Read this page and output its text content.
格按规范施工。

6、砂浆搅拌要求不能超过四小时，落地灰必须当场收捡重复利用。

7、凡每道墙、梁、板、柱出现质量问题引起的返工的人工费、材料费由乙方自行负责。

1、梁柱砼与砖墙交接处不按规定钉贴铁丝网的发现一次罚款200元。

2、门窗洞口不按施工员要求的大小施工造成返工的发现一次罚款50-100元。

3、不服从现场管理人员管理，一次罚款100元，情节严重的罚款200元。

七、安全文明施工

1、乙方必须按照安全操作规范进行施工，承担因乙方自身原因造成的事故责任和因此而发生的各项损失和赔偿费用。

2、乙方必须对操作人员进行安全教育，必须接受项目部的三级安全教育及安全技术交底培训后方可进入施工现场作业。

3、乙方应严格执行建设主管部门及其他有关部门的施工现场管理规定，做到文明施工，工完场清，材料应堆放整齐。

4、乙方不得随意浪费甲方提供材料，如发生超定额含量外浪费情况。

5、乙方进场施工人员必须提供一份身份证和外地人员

──────

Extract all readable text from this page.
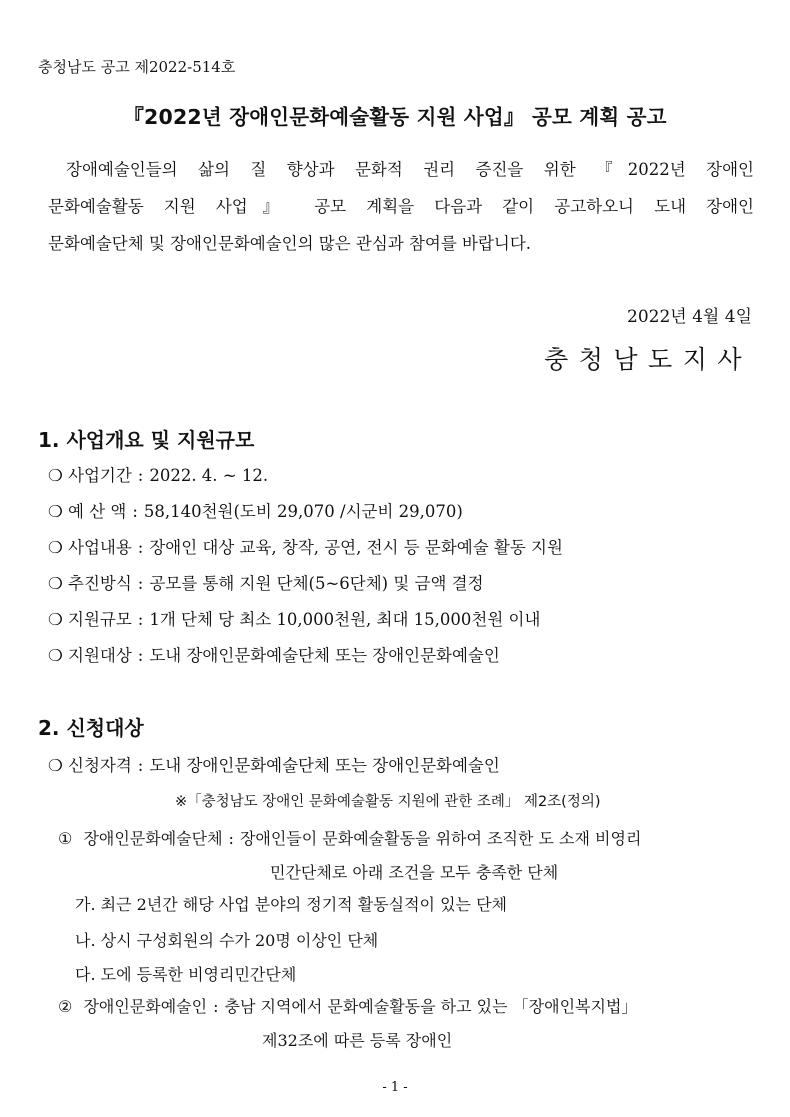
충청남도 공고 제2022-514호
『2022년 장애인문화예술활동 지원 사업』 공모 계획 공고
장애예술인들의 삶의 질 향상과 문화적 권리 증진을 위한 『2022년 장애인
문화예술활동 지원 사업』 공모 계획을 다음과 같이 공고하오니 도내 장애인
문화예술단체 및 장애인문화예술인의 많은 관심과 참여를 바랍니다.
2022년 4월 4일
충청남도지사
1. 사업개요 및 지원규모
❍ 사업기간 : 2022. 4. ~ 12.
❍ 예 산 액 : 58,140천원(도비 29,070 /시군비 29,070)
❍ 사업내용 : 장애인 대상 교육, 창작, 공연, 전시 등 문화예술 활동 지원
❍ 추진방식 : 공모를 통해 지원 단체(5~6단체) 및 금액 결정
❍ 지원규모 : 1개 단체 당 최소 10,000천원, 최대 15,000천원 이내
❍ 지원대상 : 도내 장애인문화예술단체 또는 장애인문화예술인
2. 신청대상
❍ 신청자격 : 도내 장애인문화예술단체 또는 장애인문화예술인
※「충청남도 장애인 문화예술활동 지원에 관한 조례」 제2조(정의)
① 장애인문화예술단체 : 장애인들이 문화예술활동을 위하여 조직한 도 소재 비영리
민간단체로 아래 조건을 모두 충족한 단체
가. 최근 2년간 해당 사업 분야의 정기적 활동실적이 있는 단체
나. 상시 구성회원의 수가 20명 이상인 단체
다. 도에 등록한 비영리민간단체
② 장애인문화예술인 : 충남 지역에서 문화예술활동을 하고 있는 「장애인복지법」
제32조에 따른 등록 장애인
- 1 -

──────

> STATED EXERCISE
In the listing above, find the lines holding the word "장애인문화예술단체" and copy them.

> THE REPLY
❍ 지원대상 : 도내 장애인문화예술단체 또는 장애인문화예술인
❍ 신청자격 : 도내 장애인문화예술단체 또는 장애인문화예술인
① 장애인문화예술단체 : 장애인들이 문화예술활동을 위하여 조직한 도 소재 비영리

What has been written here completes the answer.